→ **Job**:
Copy each line of the records that holds the string "PROFESSIONNELLE".

Saved entries:
══════════
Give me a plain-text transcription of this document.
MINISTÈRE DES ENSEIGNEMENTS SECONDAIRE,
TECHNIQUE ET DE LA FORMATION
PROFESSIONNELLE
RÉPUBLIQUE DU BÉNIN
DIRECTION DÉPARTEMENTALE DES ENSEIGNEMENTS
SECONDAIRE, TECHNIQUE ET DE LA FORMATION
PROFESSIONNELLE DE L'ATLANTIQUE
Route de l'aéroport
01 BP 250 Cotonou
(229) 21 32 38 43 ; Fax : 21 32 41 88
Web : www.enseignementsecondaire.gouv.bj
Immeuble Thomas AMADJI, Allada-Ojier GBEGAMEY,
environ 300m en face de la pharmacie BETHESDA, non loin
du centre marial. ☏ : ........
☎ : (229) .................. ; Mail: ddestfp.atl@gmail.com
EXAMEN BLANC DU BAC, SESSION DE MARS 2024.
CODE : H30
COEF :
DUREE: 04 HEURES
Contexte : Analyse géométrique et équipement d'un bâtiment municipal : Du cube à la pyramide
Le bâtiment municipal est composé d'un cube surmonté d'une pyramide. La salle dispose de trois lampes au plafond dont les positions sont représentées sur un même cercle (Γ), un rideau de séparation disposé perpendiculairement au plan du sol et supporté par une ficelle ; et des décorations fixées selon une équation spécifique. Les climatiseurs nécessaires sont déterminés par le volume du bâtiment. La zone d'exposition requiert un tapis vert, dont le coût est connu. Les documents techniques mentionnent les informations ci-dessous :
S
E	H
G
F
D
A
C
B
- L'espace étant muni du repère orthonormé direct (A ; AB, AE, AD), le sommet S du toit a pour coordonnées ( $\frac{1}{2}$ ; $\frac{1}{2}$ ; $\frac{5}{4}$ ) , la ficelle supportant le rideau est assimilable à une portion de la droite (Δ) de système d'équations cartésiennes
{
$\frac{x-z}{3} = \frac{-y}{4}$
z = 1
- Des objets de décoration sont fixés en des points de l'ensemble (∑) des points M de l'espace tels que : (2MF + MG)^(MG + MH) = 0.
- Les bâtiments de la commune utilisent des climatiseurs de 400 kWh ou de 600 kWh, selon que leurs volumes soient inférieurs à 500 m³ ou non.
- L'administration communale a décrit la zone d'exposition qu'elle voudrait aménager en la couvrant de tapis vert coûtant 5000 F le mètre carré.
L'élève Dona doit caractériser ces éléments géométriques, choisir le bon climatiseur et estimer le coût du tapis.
══════════
→ **Finished answer**:
PROFESSIONNELLE
PROFESSIONNELLE DE L'ATLANTIQUE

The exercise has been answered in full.